* YOUR TASK: Extract every line below that contains the word "OsTaskTimingProtection".
>> Start DATA SECTION
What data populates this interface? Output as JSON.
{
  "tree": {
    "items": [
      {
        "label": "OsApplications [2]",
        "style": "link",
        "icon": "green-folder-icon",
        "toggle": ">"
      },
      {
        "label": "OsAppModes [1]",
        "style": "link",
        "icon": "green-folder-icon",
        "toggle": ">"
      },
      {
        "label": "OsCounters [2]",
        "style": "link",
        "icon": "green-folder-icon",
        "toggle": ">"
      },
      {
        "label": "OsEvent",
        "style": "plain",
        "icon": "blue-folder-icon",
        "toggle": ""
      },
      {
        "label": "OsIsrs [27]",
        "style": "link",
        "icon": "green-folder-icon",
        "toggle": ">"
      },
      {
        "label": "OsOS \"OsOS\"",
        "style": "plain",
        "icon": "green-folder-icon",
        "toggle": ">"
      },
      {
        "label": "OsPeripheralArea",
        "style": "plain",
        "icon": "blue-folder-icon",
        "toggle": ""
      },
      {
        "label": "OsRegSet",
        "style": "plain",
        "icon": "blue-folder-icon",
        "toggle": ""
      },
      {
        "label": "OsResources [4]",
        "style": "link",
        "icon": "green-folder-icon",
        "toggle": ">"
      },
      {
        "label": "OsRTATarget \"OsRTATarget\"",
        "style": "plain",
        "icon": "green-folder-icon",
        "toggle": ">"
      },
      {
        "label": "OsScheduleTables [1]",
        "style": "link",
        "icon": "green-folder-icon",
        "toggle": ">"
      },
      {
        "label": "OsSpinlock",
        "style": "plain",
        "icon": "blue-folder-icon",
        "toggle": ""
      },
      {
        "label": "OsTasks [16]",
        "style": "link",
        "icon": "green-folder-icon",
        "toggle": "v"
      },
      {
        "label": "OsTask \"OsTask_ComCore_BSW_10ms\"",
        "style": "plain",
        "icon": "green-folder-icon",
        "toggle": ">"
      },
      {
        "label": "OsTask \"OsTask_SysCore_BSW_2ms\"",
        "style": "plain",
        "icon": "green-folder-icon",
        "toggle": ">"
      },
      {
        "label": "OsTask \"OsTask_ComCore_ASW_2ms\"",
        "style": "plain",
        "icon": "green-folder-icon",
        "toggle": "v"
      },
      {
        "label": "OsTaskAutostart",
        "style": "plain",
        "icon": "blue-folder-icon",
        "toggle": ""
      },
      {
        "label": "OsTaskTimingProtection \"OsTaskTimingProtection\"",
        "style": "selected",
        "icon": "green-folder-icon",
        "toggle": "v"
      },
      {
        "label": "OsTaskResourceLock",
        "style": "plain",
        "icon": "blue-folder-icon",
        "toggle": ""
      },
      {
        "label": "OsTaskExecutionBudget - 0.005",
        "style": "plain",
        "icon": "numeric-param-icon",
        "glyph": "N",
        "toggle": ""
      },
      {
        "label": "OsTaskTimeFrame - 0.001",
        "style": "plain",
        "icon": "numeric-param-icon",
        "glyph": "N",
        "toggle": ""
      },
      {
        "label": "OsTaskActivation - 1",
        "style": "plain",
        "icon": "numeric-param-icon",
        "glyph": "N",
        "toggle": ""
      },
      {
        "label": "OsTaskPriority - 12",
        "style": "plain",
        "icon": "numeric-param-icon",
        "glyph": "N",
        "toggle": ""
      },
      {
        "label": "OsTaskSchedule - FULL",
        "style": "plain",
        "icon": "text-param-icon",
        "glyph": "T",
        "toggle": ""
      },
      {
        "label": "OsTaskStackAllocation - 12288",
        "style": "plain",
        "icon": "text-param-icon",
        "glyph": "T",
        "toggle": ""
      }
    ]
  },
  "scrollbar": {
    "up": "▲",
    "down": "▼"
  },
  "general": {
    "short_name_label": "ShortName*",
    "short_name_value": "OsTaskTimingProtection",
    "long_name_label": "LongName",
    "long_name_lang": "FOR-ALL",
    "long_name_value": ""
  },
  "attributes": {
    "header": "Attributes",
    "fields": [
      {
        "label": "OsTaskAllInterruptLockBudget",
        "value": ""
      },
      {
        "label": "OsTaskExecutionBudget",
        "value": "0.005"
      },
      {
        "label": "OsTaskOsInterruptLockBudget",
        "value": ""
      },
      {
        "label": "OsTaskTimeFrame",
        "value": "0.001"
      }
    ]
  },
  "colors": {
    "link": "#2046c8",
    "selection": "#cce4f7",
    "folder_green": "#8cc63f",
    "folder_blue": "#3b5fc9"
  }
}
>> End DATA SECTION
* ANSWER TO THIS TASK:
        "label": "OsTaskTimingProtection \"OsTaskTimingProtection\"",
    "short_name_value": "OsTaskTimingProtection",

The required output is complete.